[Exercise task]
Among the entries below, find the lines with "dashed" and copy them.

[Information provided]
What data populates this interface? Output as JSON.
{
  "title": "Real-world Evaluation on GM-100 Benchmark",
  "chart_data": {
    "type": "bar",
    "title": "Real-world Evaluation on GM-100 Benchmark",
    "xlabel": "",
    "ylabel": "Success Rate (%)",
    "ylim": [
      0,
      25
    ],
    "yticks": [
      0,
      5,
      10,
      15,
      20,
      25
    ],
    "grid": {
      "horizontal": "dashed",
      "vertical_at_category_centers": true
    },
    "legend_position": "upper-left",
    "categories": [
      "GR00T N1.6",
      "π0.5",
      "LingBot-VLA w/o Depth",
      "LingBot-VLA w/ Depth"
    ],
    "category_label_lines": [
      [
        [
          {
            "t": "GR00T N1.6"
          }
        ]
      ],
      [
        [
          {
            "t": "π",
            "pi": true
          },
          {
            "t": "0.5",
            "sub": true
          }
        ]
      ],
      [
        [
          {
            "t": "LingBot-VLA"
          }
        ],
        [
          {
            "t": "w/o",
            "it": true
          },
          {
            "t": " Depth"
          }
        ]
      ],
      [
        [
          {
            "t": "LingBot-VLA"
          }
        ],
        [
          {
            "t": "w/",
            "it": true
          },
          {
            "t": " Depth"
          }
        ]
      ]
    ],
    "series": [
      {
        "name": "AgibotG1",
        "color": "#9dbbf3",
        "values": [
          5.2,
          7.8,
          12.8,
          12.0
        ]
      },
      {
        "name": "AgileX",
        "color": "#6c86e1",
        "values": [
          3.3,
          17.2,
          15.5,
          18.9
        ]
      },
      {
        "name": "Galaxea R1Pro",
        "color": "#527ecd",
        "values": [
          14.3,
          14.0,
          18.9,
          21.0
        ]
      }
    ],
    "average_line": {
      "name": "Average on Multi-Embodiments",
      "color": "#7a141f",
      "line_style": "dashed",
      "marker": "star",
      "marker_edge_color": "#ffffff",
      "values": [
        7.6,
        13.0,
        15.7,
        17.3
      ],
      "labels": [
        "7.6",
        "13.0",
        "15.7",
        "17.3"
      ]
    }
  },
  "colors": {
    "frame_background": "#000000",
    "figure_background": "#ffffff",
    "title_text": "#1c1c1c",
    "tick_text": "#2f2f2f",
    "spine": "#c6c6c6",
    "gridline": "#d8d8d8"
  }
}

[Right answer]
      "horizontal": "dashed",
      "line_style": "dashed",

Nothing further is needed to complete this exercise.